::: Data lines
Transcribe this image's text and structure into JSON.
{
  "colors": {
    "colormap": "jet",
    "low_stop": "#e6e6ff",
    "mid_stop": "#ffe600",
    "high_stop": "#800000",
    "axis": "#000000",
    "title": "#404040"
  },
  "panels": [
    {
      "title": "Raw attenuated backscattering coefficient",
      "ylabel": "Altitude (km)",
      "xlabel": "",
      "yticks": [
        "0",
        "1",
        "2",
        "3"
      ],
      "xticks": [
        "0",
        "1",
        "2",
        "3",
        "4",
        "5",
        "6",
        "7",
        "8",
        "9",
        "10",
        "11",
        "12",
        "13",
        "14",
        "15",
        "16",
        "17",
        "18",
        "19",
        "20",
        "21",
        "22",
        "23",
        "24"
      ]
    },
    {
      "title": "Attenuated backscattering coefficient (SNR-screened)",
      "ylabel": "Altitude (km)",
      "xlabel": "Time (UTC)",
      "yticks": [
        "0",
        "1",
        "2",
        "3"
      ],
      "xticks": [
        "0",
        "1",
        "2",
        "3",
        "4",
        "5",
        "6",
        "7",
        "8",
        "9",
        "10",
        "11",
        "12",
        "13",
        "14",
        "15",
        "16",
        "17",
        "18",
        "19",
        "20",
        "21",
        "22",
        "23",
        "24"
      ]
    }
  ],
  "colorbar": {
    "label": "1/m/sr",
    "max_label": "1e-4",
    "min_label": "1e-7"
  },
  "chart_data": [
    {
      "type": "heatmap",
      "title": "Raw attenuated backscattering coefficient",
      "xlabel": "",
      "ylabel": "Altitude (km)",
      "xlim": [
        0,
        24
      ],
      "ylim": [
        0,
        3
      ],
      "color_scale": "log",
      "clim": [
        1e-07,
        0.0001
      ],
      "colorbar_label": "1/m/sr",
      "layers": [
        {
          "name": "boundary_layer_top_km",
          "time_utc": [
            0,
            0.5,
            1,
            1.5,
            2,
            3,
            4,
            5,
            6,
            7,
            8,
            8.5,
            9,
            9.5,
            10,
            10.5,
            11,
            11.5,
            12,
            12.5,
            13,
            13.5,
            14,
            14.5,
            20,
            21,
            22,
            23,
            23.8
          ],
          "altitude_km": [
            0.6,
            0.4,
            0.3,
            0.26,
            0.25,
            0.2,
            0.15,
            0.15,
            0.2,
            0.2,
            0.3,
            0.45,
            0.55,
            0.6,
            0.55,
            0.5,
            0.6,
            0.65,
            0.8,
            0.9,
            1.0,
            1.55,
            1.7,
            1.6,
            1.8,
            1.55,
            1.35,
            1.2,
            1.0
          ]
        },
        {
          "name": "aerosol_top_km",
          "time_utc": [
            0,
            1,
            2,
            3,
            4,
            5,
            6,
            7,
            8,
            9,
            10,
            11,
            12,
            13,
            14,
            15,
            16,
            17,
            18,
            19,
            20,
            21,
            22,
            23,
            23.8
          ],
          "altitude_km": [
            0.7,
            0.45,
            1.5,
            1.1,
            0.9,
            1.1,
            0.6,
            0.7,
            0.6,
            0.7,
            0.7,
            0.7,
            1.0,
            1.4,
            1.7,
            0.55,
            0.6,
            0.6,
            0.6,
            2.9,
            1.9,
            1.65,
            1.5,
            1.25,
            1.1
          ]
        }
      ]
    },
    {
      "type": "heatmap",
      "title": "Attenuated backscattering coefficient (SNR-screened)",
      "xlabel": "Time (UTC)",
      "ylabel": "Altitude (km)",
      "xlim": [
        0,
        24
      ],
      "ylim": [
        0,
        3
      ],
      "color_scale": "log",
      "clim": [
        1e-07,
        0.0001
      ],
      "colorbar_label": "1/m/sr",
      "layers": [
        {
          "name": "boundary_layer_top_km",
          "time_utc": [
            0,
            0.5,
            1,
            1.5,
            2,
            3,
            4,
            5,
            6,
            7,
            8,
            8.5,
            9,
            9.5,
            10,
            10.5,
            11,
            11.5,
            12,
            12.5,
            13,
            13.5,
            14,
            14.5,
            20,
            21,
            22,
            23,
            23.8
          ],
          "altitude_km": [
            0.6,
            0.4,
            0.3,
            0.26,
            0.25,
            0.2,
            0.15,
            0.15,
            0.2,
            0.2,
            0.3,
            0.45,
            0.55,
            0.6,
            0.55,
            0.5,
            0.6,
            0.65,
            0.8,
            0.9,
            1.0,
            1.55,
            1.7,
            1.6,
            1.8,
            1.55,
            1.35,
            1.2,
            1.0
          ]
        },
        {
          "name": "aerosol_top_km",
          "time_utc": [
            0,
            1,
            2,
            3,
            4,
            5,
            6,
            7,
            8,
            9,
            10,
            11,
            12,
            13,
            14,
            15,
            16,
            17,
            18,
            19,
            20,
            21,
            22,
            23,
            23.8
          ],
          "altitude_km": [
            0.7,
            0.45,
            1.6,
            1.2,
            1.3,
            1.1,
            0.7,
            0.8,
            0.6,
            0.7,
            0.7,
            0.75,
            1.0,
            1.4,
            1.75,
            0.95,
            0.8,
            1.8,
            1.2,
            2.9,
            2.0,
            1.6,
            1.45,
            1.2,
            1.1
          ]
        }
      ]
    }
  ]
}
::::::
[Task objective] Transcribe all entries exactly as they are given.

[Exercise output]
Transcribe this image's text and structure into JSON.
{
  "colors": {
    "colormap": "jet",
    "low_stop": "#e6e6ff",
    "mid_stop": "#ffe600",
    "high_stop": "#800000",
    "axis": "#000000",
    "title": "#404040"
  },
  "panels": [
    {
      "title": "Raw attenuated backscattering coefficient",
      "ylabel": "Altitude (km)",
      "xlabel": "",
      "yticks": [
        "0",
        "1",
        "2",
        "3"
      ],
      "xticks": [
        "0",
        "1",
        "2",
        "3",
        "4",
        "5",
        "6",
        "7",
        "8",
        "9",
        "10",
        "11",
        "12",
        "13",
        "14",
        "15",
        "16",
        "17",
        "18",
        "19",
        "20",
        "21",
        "22",
        "23",
        "24"
      ]
    },
    {
      "title": "Attenuated backscattering coefficient (SNR-screened)",
      "ylabel": "Altitude (km)",
      "xlabel": "Time (UTC)",
      "yticks": [
        "0",
        "1",
        "2",
        "3"
      ],
      "xticks": [
        "0",
        "1",
        "2",
        "3",
        "4",
        "5",
        "6",
        "7",
        "8",
        "9",
        "10",
        "11",
        "12",
        "13",
        "14",
        "15",
        "16",
        "17",
        "18",
        "19",
        "20",
        "21",
        "22",
        "23",
        "24"
      ]
    }
  ],
  "colorbar": {
    "label": "1/m/sr",
    "max_label": "1e-4",
    "min_label": "1e-7"
  },
  "chart_data": [
    {
      "type": "heatmap",
      "title": "Raw attenuated backscattering coefficient",
      "xlabel": "",
      "ylabel": "Altitude (km)",
      "xlim": [
        0,
        24
      ],
      "ylim": [
        0,
        3
      ],
      "color_scale": "log",
      "clim": [
        1e-07,
        0.0001
      ],
      "colorbar_label": "1/m/sr",
      "layers": [
        {
          "name": "boundary_layer_top_km",
          "time_utc": [
            0,
            0.5,
            1,
            1.5,
            2,
            3,
            4,
            5,
            6,
            7,
            8,
            8.5,
            9,
            9.5,
            10,
            10.5,
            11,
            11.5,
            12,
            12.5,
            13,
            13.5,
            14,
            14.5,
            20,
            21,
            22,
            23,
            23.8
          ],
          "altitude_km": [
            0.6,
            0.4,
            0.3,
            0.26,
            0.25,
            0.2,
            0.15,
            0.15,
            0.2,
            0.2,
            0.3,
            0.45,
            0.55,
            0.6,
            0.55,
            0.5,
            0.6,
            0.65,
            0.8,
            0.9,
            1.0,
            1.55,
            1.7,
            1.6,
            1.8,
            1.55,
            1.35,
            1.2,
            1.0
          ]
        },
        {
          "name": "aerosol_top_km",
          "time_utc": [
            0,
            1,
            2,
            3,
            4,
            5,
            6,
            7,
            8,
            9,
            10,
            11,
            12,
            13,
            14,
            15,
            16,
            17,
            18,
            19,
            20,
            21,
            22,
            23,
            23.8
          ],
          "altitude_km": [
            0.7,
            0.45,
            1.5,
            1.1,
            0.9,
            1.1,
            0.6,
            0.7,
            0.6,
            0.7,
            0.7,
            0.7,
            1.0,
            1.4,
            1.7,
            0.55,
            0.6,
            0.6,
            0.6,
            2.9,
            1.9,
            1.65,
            1.5,
            1.25,
            1.1
          ]
        }
      ]
    },
    {
      "type": "heatmap",
      "title": "Attenuated backscattering coefficient (SNR-screened)",
      "xlabel": "Time (UTC)",
      "ylabel": "Altitude (km)",
      "xlim": [
        0,
        24
      ],
      "ylim": [
        0,
        3
      ],
      "color_scale": "log",
      "clim": [
        1e-07,
        0.0001
      ],
      "colorbar_label": "1/m/sr",
      "layers": [
        {
          "name": "boundary_layer_top_km",
          "time_utc": [
            0,
            0.5,
            1,
            1.5,
            2,
            3,
            4,
            5,
            6,
            7,
            8,
            8.5,
            9,
            9.5,
            10,
            10.5,
            11,
            11.5,
            12,
            12.5,
            13,
            13.5,
            14,
            14.5,
            20,
            21,
            22,
            23,
            23.8
          ],
          "altitude_km": [
            0.6,
            0.4,
            0.3,
            0.26,
            0.25,
            0.2,
            0.15,
            0.15,
            0.2,
            0.2,
            0.3,
            0.45,
            0.55,
            0.6,
            0.55,
            0.5,
            0.6,
            0.65,
            0.8,
            0.9,
            1.0,
            1.55,
            1.7,
            1.6,
            1.8,
            1.55,
            1.35,
            1.2,
            1.0
          ]
        },
        {
          "name": "aerosol_top_km",
          "time_utc": [
            0,
            1,
            2,
            3,
            4,
            5,
            6,
            7,
            8,
            9,
            10,
            11,
            12,
            13,
            14,
            15,
            16,
            17,
            18,
            19,
            20,
            21,
            22,
            23,
            23.8
          ],
          "altitude_km": [
            0.7,
            0.45,
            1.6,
            1.2,
            1.3,
            1.1,
            0.7,
            0.8,
            0.6,
            0.7,
            0.7,
            0.75,
            1.0,
            1.4,
            1.75,
            0.95,
            0.8,
            1.8,
            1.2,
            2.9,
            2.0,
            1.6,
            1.45,
            1.2,
            1.1
          ]
        }
      ]
    }
  ]
}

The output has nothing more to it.